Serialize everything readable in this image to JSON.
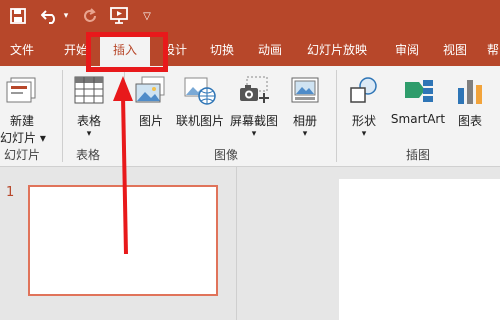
{
  "quick_access": {
    "save": "save-icon",
    "undo": "undo-icon",
    "undo_menu": "▾",
    "redo": "redo-icon",
    "present": "present-from-start-icon",
    "customize": "▽"
  },
  "tabs": [
    {
      "label": "文件"
    },
    {
      "label": "开始"
    },
    {
      "label": "插入",
      "active": true
    },
    {
      "label": "设计"
    },
    {
      "label": "切换"
    },
    {
      "label": "动画"
    },
    {
      "label": "幻灯片放映"
    },
    {
      "label": "审阅"
    },
    {
      "label": "视图"
    },
    {
      "label": "帮"
    }
  ],
  "ribbon": {
    "new_slide": {
      "line1": "新建",
      "line2": "幻灯片 ▾",
      "icon": "new-slide-icon"
    },
    "table": {
      "label": "表格",
      "caret": "▾",
      "icon": "table-icon"
    },
    "pictures": {
      "label": "图片",
      "icon": "pictures-icon"
    },
    "online_pictures": {
      "label": "联机图片",
      "icon": "online-pictures-icon"
    },
    "screenshot": {
      "label": "屏幕截图",
      "caret": "▾",
      "icon": "screenshot-icon"
    },
    "album": {
      "label": "相册",
      "caret": "▾",
      "icon": "photo-album-icon"
    },
    "shapes": {
      "label": "形状",
      "caret": "▾",
      "icon": "shapes-icon"
    },
    "smartart": {
      "label": "SmartArt",
      "icon": "smartart-icon"
    },
    "chart": {
      "label": "图表",
      "icon": "chart-icon"
    },
    "groups": {
      "slides": "幻灯片",
      "tables": "表格",
      "images": "图像",
      "illustrations": "插图"
    }
  },
  "thumbnails": [
    {
      "number": "1"
    }
  ],
  "annotation": {
    "color": "#e8191b"
  },
  "colors": {
    "accent": "#b7472a",
    "ribbon_bg": "#f3f3f3",
    "workspace": "#e6e6e6"
  }
}
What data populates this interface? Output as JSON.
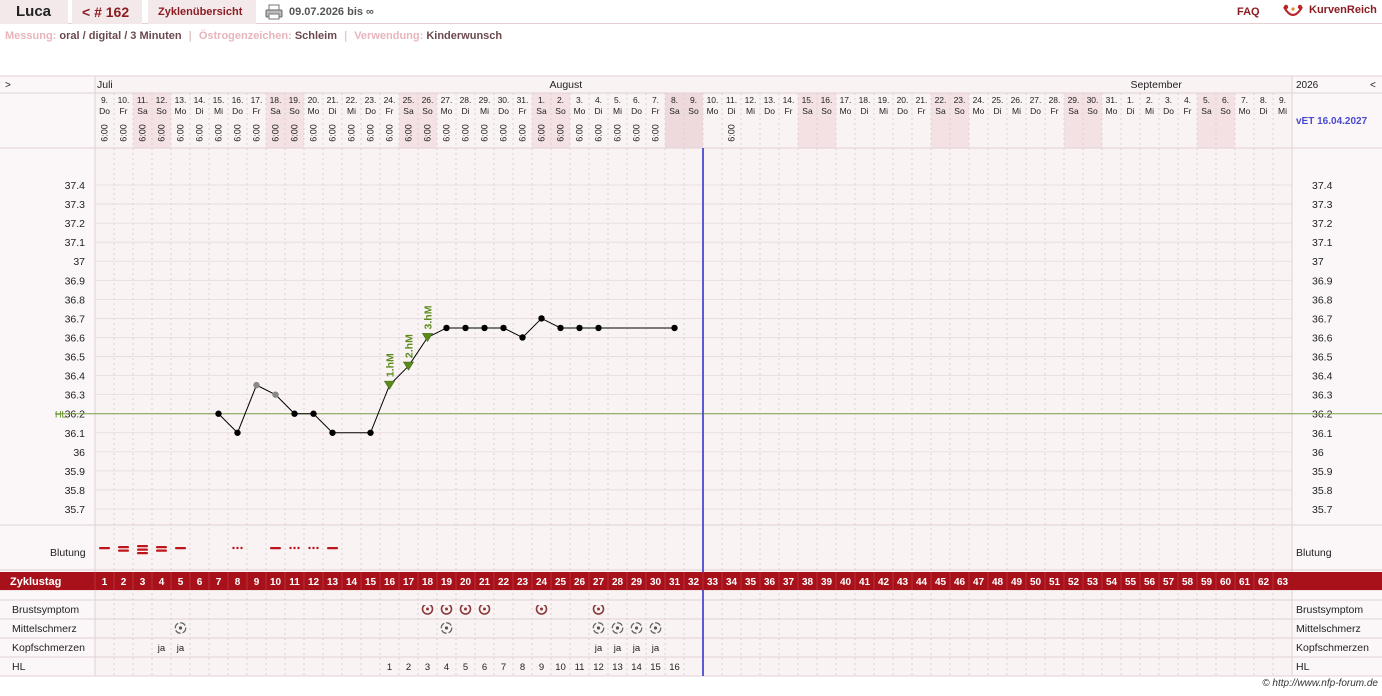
{
  "header": {
    "user": "Luca",
    "cycle": "< # 162",
    "overview_link": "Zyklenübersicht",
    "date_range": "09.07.2026 bis ∞",
    "faq": "FAQ",
    "brand": "KurvenReich"
  },
  "info": {
    "messung_label": "Messung:",
    "messung_value": "oral / digital / 3 Minuten",
    "oestrogen_label": "Östrogenzeichen:",
    "oestrogen_value": "Schleim",
    "verwendung_label": "Verwendung:",
    "verwendung_value": "Kinderwunsch"
  },
  "nav": {
    "prev": ">",
    "next": "<",
    "year": "2026",
    "vet": "vET 16.04.2027"
  },
  "months": [
    {
      "label": "Juli",
      "day_index": 0
    },
    {
      "label": "August",
      "day_index": 23
    },
    {
      "label": "September",
      "day_index": 54
    }
  ],
  "days": [
    [
      "9.",
      "Do"
    ],
    [
      "10.",
      "Fr"
    ],
    [
      "11.",
      "Sa"
    ],
    [
      "12.",
      "So"
    ],
    [
      "13.",
      "Mo"
    ],
    [
      "14.",
      "Di"
    ],
    [
      "15.",
      "Mi"
    ],
    [
      "16.",
      "Do"
    ],
    [
      "17.",
      "Fr"
    ],
    [
      "18.",
      "Sa"
    ],
    [
      "19.",
      "So"
    ],
    [
      "20.",
      "Mo"
    ],
    [
      "21.",
      "Di"
    ],
    [
      "22.",
      "Mi"
    ],
    [
      "23.",
      "Do"
    ],
    [
      "24.",
      "Fr"
    ],
    [
      "25.",
      "Sa"
    ],
    [
      "26.",
      "So"
    ],
    [
      "27.",
      "Mo"
    ],
    [
      "28.",
      "Di"
    ],
    [
      "29.",
      "Mi"
    ],
    [
      "30.",
      "Do"
    ],
    [
      "31.",
      "Fr"
    ],
    [
      "1.",
      "Sa"
    ],
    [
      "2.",
      "So"
    ],
    [
      "3.",
      "Mo"
    ],
    [
      "4.",
      "Di"
    ],
    [
      "5.",
      "Mi"
    ],
    [
      "6.",
      "Do"
    ],
    [
      "7.",
      "Fr"
    ],
    [
      "8.",
      "Sa"
    ],
    [
      "9.",
      "So"
    ],
    [
      "10.",
      "Mo"
    ],
    [
      "11.",
      "Di"
    ],
    [
      "12.",
      "Mi"
    ],
    [
      "13.",
      "Do"
    ],
    [
      "14.",
      "Fr"
    ],
    [
      "15.",
      "Sa"
    ],
    [
      "16.",
      "So"
    ],
    [
      "17.",
      "Mo"
    ],
    [
      "18.",
      "Di"
    ],
    [
      "19.",
      "Mi"
    ],
    [
      "20.",
      "Do"
    ],
    [
      "21.",
      "Fr"
    ],
    [
      "22.",
      "Sa"
    ],
    [
      "23.",
      "So"
    ],
    [
      "24.",
      "Mo"
    ],
    [
      "25.",
      "Di"
    ],
    [
      "26.",
      "Mi"
    ],
    [
      "27.",
      "Do"
    ],
    [
      "28.",
      "Fr"
    ],
    [
      "29.",
      "Sa"
    ],
    [
      "30.",
      "So"
    ],
    [
      "31.",
      "Mo"
    ],
    [
      "1.",
      "Di"
    ],
    [
      "2.",
      "Mi"
    ],
    [
      "3.",
      "Do"
    ],
    [
      "4.",
      "Fr"
    ],
    [
      "5.",
      "Sa"
    ],
    [
      "6.",
      "So"
    ],
    [
      "7.",
      "Mo"
    ],
    [
      "8.",
      "Di"
    ],
    [
      "9.",
      "Mi"
    ]
  ],
  "times": [
    "6:00",
    "6:00",
    "6:00",
    "6:00",
    "6:00",
    "6:00",
    "6:00",
    "6:00",
    "6:00",
    "6:00",
    "6:00",
    "6:00",
    "6:00",
    "6:00",
    "6:00",
    "6:00",
    "6:00",
    "6:00",
    "6:00",
    "6:00",
    "6:00",
    "6:00",
    "6:00",
    "6:00",
    "6:00",
    "6:00",
    "6:00",
    "6:00",
    "6:00",
    "6:00",
    null,
    null,
    null,
    "6:00",
    null,
    null,
    null,
    null,
    null,
    null,
    null,
    null,
    null,
    null,
    null,
    null,
    null,
    null,
    null,
    null,
    null,
    null,
    null,
    null,
    null,
    null,
    null,
    null,
    null,
    null,
    null,
    null,
    null
  ],
  "future_shaded_days": [
    30,
    31
  ],
  "current_day_divider_after": 31,
  "chart_data": {
    "type": "line",
    "y_ticks": [
      "37.4",
      "37.3",
      "37.2",
      "37.1",
      "37",
      "36.9",
      "36.8",
      "36.7",
      "36.6",
      "36.5",
      "36.4",
      "36.3",
      "36.2",
      "36.1",
      "36",
      "35.9",
      "35.8",
      "35.7"
    ],
    "ylim": [
      35.7,
      37.4
    ],
    "coverline": {
      "label": "HL",
      "value": 36.2
    },
    "series": [
      {
        "name": "",
        "points": [
          {
            "day": 6,
            "temp": 36.2
          },
          {
            "day": 7,
            "temp": 36.1
          },
          {
            "day": 8,
            "temp": 36.35,
            "excluded": true
          },
          {
            "day": 9,
            "temp": 36.3,
            "excluded": true
          },
          {
            "day": 10,
            "temp": 36.2
          },
          {
            "day": 11,
            "temp": 36.2
          },
          {
            "day": 12,
            "temp": 36.1
          },
          {
            "day": 14,
            "temp": 36.1
          },
          {
            "day": 15,
            "temp": 36.35,
            "marker": "1.hM"
          },
          {
            "day": 16,
            "temp": 36.45,
            "marker": "2.hM"
          },
          {
            "day": 17,
            "temp": 36.6,
            "marker": "3.hM"
          },
          {
            "day": 18,
            "temp": 36.65
          },
          {
            "day": 19,
            "temp": 36.65
          },
          {
            "day": 20,
            "temp": 36.65
          },
          {
            "day": 21,
            "temp": 36.65
          },
          {
            "day": 22,
            "temp": 36.6
          },
          {
            "day": 23,
            "temp": 36.7
          },
          {
            "day": 24,
            "temp": 36.65
          },
          {
            "day": 25,
            "temp": 36.65
          },
          {
            "day": 26,
            "temp": 36.65
          },
          {
            "day": 30,
            "temp": 36.65
          }
        ]
      }
    ]
  },
  "rows": {
    "blutung": {
      "label": "Blutung",
      "values": [
        "mittel",
        "stark",
        "sehr stark",
        "stark",
        "mittel",
        null,
        null,
        "schmier",
        null,
        "mittel",
        "schmier",
        "schmier",
        "mittel"
      ]
    },
    "zyklustag": {
      "label": "Zyklustag",
      "count": 63
    },
    "brust": {
      "label": "Brustsymptom",
      "days": [
        17,
        18,
        19,
        20,
        23,
        26
      ]
    },
    "mittel": {
      "label": "Mittelschmerz",
      "days": [
        4,
        18,
        26,
        27,
        28,
        29
      ]
    },
    "kopf": {
      "label": "Kopfschmerzen",
      "values": {
        "3": "ja",
        "4": "ja",
        "26": "ja",
        "27": "ja",
        "28": "ja",
        "29": "ja"
      }
    },
    "hl": {
      "label": "HL",
      "values": {
        "15": "1",
        "16": "2",
        "17": "3",
        "18": "4",
        "19": "5",
        "20": "6",
        "21": "7",
        "22": "8",
        "23": "9",
        "24": "10",
        "25": "11",
        "26": "12",
        "27": "13",
        "28": "14",
        "29": "15",
        "30": "16"
      }
    }
  },
  "copyright": "© http://www.nfp-forum.de",
  "colors": {
    "accent": "#8c1d23",
    "line": "#000000",
    "excluded": "#888888",
    "marker": "#5a8a1a",
    "today": "#4a4ad0",
    "coverline": "#7aa04a",
    "weekend": "#f3e1e3"
  }
}
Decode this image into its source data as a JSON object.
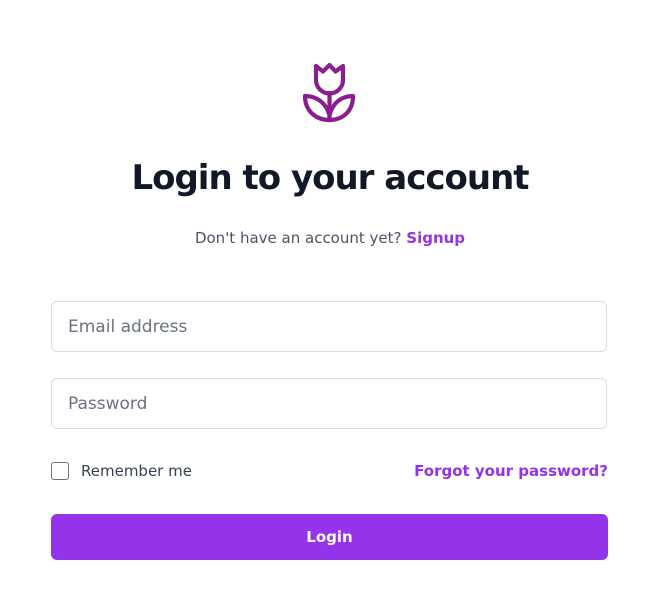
{
  "brand": {
    "logo_icon": "tulip-icon",
    "accent_color": "#9333ea"
  },
  "heading": {
    "title": "Login to your account"
  },
  "signup_prompt": {
    "text": "Don't have an account yet?",
    "link_label": "Signup"
  },
  "form": {
    "email": {
      "placeholder": "Email address",
      "value": ""
    },
    "password": {
      "placeholder": "Password",
      "value": ""
    },
    "remember_me": {
      "label": "Remember me",
      "checked": false
    },
    "forgot_password_label": "Forgot your password?",
    "submit_label": "Login"
  }
}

───

> [Written problem]
Write out only the lines from the line containing "Decode this image" through the end of the material above, both end lines included. Pictures are not written out.

> [The result]
Decode this image into its source data as a JSON object.
{
  "brand": {
    "logo_icon": "tulip-icon",
    "accent_color": "#9333ea"
  },
  "heading": {
    "title": "Login to your account"
  },
  "signup_prompt": {
    "text": "Don't have an account yet?",
    "link_label": "Signup"
  },
  "form": {
    "email": {
      "placeholder": "Email address",
      "value": ""
    },
    "password": {
      "placeholder": "Password",
      "value": ""
    },
    "remember_me": {
      "label": "Remember me",
      "checked": false
    },
    "forgot_password_label": "Forgot your password?",
    "submit_label": "Login"
  }
}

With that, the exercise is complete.